* [Set problem]:
Every line below that holds the string "MILES" should be copied out.

# # # # #

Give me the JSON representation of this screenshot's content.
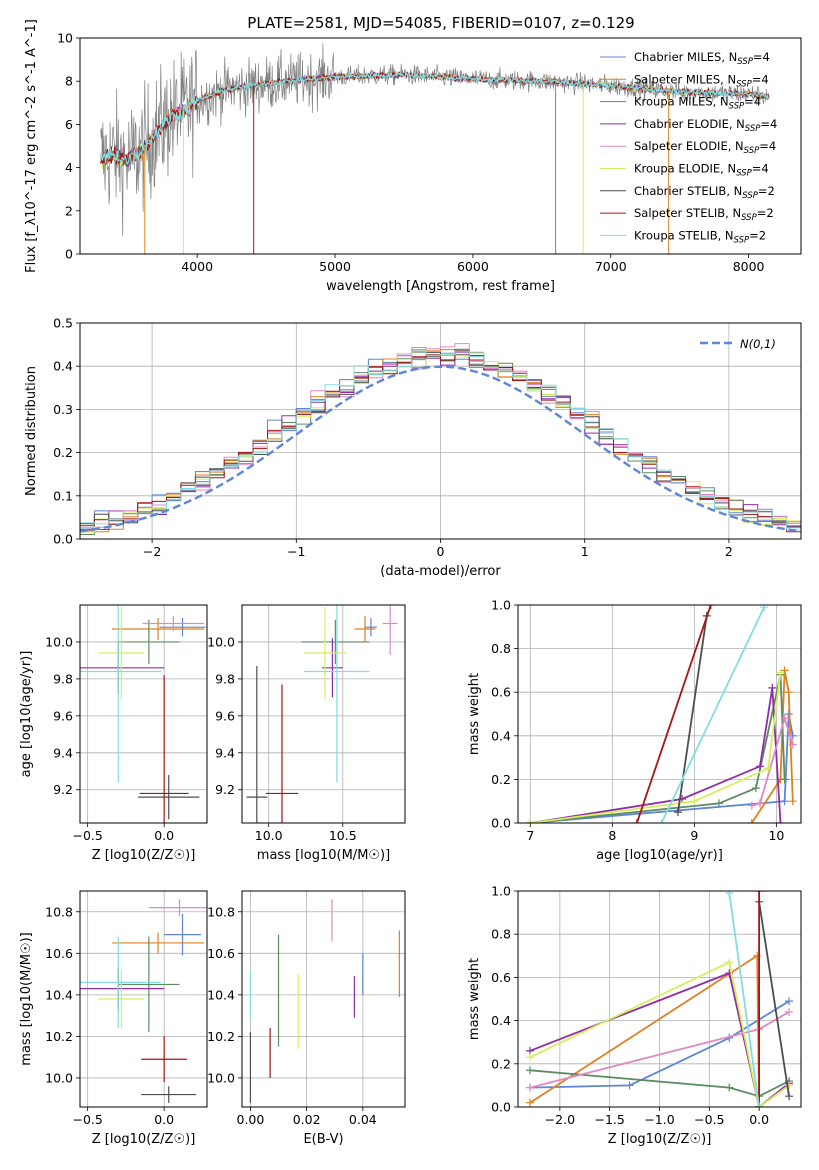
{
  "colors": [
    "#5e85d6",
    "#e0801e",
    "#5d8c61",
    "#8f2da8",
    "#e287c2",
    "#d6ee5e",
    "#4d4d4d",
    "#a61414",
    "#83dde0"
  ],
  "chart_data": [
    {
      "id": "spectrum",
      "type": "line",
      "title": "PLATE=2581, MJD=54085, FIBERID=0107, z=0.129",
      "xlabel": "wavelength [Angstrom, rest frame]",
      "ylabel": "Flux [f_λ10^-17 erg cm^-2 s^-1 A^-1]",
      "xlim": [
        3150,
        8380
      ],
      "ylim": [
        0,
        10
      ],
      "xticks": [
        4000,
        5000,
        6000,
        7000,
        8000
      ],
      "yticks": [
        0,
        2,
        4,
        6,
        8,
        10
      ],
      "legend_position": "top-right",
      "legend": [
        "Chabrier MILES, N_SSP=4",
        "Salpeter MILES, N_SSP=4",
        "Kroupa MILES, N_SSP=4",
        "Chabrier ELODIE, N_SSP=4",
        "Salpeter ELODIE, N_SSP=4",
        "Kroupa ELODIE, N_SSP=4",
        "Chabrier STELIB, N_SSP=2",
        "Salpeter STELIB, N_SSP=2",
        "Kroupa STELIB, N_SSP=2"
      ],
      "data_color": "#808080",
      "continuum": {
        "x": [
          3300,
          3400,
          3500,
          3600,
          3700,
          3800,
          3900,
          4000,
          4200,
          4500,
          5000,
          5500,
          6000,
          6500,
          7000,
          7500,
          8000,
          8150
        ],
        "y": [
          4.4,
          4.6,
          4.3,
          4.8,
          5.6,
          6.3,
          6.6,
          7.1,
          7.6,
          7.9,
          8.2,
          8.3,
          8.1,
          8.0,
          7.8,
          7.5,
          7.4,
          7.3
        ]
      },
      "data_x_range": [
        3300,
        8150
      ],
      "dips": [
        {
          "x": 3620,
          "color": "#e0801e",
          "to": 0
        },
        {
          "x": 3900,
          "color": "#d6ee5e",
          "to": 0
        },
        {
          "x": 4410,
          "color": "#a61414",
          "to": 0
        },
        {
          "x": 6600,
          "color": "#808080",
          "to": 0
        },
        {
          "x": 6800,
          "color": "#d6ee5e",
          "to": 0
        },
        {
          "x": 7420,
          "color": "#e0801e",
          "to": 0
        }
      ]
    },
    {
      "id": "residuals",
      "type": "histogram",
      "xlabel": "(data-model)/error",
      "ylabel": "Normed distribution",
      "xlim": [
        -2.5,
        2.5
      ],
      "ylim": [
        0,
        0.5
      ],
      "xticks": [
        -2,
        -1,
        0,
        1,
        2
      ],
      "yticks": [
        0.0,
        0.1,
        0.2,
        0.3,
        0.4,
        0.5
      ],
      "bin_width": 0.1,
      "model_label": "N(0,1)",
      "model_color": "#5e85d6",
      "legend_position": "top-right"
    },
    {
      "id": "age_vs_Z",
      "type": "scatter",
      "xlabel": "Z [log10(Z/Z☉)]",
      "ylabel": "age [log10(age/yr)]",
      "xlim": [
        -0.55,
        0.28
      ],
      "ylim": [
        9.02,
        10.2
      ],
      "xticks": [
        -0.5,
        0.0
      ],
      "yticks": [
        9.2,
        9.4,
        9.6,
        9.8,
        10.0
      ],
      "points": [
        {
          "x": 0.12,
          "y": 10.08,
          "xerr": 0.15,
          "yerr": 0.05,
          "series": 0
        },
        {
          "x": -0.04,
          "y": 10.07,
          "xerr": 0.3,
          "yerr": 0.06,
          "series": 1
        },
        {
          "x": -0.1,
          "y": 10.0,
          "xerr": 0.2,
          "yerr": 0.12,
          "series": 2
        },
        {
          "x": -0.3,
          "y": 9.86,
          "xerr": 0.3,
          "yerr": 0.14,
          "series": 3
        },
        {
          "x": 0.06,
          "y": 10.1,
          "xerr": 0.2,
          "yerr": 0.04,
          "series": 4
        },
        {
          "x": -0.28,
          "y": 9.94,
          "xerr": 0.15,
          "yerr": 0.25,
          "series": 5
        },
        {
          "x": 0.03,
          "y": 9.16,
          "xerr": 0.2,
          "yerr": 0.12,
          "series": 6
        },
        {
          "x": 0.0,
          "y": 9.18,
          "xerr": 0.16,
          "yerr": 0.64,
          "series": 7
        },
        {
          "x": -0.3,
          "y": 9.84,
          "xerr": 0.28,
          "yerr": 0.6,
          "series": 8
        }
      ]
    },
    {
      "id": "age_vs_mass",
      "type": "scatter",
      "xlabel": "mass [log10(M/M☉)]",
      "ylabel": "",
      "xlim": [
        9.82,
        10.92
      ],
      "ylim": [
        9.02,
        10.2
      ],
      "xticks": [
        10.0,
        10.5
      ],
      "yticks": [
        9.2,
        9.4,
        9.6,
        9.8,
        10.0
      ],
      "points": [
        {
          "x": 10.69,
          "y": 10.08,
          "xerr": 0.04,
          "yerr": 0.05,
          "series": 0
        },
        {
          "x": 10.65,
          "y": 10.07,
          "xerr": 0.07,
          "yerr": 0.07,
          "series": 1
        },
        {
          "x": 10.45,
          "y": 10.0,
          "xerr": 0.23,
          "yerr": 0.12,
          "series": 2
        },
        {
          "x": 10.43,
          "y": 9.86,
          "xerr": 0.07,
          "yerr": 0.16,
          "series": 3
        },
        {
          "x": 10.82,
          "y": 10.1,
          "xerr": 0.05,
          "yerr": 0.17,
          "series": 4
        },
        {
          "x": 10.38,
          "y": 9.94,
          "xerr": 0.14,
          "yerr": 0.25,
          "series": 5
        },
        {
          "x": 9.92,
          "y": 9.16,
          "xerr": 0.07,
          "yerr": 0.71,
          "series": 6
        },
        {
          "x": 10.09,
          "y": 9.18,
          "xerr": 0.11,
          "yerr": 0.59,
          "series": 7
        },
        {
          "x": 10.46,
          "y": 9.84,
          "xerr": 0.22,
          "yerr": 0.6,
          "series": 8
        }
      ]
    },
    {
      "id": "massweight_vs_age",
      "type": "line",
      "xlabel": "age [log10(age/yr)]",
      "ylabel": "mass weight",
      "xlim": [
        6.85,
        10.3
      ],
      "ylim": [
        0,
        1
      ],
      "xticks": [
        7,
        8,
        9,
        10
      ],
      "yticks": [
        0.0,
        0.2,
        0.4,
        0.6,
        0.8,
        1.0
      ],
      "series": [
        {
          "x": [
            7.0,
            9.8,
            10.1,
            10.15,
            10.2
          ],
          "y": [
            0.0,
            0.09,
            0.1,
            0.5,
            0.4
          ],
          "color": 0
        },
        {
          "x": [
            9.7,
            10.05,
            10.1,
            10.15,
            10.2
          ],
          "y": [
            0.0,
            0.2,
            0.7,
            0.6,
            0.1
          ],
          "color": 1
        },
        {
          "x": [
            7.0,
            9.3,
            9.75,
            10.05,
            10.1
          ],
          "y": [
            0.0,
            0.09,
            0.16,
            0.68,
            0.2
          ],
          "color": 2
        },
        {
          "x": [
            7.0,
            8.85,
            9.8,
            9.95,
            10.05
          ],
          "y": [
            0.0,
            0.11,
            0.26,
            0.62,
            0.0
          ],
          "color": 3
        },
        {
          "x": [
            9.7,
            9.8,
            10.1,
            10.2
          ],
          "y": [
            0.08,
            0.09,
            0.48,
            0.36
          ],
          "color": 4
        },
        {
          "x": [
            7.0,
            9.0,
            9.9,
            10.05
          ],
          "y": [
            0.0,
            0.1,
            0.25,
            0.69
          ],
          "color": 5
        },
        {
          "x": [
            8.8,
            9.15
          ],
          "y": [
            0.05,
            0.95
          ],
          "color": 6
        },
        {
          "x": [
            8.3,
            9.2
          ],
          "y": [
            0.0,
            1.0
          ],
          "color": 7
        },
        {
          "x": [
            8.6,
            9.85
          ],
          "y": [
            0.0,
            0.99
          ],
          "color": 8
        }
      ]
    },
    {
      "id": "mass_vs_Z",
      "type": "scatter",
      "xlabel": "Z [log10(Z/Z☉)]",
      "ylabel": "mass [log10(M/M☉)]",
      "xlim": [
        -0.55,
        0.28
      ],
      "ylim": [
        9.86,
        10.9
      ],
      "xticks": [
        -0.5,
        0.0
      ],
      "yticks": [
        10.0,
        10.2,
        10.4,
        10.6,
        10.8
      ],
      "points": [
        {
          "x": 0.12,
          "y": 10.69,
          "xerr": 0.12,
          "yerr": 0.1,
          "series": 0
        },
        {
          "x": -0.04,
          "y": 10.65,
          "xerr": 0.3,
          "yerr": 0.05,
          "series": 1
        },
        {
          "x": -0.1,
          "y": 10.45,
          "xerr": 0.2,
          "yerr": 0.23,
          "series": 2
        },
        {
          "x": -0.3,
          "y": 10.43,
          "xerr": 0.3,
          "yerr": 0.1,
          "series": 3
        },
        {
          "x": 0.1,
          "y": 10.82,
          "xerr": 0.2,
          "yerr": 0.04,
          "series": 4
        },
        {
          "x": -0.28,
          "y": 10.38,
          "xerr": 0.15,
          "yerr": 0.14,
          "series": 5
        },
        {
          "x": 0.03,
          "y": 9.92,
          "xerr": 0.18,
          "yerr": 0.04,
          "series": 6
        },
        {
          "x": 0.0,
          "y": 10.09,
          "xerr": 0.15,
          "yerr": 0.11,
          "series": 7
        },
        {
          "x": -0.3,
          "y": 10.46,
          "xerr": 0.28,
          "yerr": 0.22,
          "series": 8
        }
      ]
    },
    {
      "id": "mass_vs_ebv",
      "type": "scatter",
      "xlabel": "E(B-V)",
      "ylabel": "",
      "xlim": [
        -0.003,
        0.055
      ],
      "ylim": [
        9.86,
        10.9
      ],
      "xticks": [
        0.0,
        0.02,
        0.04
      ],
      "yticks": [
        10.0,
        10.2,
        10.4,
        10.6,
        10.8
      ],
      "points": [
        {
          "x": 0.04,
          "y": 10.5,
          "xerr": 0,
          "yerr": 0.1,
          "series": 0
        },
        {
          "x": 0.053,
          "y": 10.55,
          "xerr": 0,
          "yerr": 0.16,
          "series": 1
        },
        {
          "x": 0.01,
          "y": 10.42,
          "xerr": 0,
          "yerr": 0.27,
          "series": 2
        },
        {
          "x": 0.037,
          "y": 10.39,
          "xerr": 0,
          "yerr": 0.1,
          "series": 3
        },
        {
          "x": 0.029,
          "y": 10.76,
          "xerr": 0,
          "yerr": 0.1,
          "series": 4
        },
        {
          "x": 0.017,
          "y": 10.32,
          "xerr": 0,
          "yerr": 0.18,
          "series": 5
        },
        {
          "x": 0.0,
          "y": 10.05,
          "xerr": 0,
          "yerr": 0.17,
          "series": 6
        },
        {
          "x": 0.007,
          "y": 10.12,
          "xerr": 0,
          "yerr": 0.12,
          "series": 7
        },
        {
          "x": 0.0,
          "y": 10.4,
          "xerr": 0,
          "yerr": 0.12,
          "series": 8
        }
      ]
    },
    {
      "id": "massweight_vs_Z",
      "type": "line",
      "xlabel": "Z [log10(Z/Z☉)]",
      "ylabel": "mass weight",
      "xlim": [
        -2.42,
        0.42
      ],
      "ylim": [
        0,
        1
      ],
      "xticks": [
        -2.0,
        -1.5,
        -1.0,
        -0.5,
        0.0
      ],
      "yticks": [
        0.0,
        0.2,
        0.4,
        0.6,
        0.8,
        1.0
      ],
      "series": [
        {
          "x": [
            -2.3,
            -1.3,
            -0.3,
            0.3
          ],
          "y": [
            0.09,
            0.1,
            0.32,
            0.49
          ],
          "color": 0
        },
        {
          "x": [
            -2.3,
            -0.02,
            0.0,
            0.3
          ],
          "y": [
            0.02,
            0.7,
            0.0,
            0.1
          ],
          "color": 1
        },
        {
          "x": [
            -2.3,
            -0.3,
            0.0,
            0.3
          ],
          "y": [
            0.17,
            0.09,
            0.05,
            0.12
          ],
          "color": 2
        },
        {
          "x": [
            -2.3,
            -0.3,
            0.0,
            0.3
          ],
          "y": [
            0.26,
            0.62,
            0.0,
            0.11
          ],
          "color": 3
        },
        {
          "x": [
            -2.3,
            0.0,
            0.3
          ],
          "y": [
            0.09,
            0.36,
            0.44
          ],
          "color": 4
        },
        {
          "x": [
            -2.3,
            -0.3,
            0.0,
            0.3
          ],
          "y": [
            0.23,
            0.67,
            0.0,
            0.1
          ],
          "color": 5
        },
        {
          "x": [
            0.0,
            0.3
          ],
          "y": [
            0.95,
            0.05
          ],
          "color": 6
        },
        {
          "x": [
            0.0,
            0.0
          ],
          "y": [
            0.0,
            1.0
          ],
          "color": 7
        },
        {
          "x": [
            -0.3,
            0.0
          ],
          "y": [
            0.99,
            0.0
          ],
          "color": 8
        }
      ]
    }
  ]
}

# # # # #

* [Finished exercise]:
        "Chabrier MILES, N_SSP=4",
        "Salpeter MILES, N_SSP=4",
        "Kroupa MILES, N_SSP=4",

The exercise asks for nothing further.